* Prompt: Repeat the listing in full. Nothing may be added or left out.

* Dataset content:

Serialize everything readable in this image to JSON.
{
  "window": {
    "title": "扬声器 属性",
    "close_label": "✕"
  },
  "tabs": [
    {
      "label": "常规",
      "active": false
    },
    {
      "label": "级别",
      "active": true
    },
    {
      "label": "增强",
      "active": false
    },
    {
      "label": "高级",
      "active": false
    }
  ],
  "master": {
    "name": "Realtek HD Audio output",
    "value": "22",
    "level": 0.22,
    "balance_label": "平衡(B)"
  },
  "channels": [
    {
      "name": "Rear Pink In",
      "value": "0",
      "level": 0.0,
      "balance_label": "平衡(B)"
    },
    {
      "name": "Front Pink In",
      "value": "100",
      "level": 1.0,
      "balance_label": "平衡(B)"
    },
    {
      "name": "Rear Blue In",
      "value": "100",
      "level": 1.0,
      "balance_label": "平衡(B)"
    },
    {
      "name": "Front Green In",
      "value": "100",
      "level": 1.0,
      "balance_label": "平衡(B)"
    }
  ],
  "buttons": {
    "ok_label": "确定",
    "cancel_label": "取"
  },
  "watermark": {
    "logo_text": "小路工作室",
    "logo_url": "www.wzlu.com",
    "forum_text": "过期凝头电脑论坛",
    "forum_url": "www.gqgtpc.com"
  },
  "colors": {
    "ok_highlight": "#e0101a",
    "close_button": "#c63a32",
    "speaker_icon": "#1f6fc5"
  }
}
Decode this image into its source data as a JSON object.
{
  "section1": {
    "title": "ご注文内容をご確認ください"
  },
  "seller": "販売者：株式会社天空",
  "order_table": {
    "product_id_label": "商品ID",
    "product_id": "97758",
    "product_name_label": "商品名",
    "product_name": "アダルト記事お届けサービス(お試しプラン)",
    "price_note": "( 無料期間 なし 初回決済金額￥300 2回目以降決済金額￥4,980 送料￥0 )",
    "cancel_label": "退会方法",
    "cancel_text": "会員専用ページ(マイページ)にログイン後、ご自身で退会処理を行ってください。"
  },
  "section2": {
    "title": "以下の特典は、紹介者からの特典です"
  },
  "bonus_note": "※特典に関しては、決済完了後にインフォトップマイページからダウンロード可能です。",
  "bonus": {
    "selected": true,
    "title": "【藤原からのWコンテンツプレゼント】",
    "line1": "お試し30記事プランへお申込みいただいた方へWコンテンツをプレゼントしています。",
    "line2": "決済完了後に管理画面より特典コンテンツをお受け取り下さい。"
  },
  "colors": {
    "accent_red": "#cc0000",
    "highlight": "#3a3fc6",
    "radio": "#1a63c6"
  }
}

* The response:
Serialize everything readable in this image to JSON.
{
  "window": {
    "title": "扬声器 属性",
    "close_label": "✕"
  },
  "tabs": [
    {
      "label": "常规",
      "active": false
    },
    {
      "label": "级别",
      "active": true
    },
    {
      "label": "增强",
      "active": false
    },
    {
      "label": "高级",
      "active": false
    }
  ],
  "master": {
    "name": "Realtek HD Audio output",
    "value": "22",
    "level": 0.22,
    "balance_label": "平衡(B)"
  },
  "channels": [
    {
      "name": "Rear Pink In",
      "value": "0",
      "level": 0.0,
      "balance_label": "平衡(B)"
    },
    {
      "name": "Front Pink In",
      "value": "100",
      "level": 1.0,
      "balance_label": "平衡(B)"
    },
    {
      "name": "Rear Blue In",
      "value": "100",
      "level": 1.0,
      "balance_label": "平衡(B)"
    },
    {
      "name": "Front Green In",
      "value": "100",
      "level": 1.0,
      "balance_label": "平衡(B)"
    }
  ],
  "buttons": {
    "ok_label": "确定",
    "cancel_label": "取"
  },
  "watermark": {
    "logo_text": "小路工作室",
    "logo_url": "www.wzlu.com",
    "forum_text": "过期凝头电脑论坛",
    "forum_url": "www.gqgtpc.com"
  },
  "colors": {
    "ok_highlight": "#e0101a",
    "close_button": "#c63a32",
    "speaker_icon": "#1f6fc5"
  }
}
Decode this image into its source data as a JSON object.
{
  "section1": {
    "title": "ご注文内容をご確認ください"
  },
  "seller": "販売者：株式会社天空",
  "order_table": {
    "product_id_label": "商品ID",
    "product_id": "97758",
    "product_name_label": "商品名",
    "product_name": "アダルト記事お届けサービス(お試しプラン)",
    "price_note": "( 無料期間 なし 初回決済金額￥300 2回目以降決済金額￥4,980 送料￥0 )",
    "cancel_label": "退会方法",
    "cancel_text": "会員専用ページ(マイページ)にログイン後、ご自身で退会処理を行ってください。"
  },
  "section2": {
    "title": "以下の特典は、紹介者からの特典です"
  },
  "bonus_note": "※特典に関しては、決済完了後にインフォトップマイページからダウンロード可能です。",
  "bonus": {
    "selected": true,
    "title": "【藤原からのWコンテンツプレゼント】",
    "line1": "お試し30記事プランへお申込みいただいた方へWコンテンツをプレゼントしています。",
    "line2": "決済完了後に管理画面より特典コンテンツをお受け取り下さい。"
  },
  "colors": {
    "accent_red": "#cc0000",
    "highlight": "#3a3fc6",
    "radio": "#1a63c6"
  }
}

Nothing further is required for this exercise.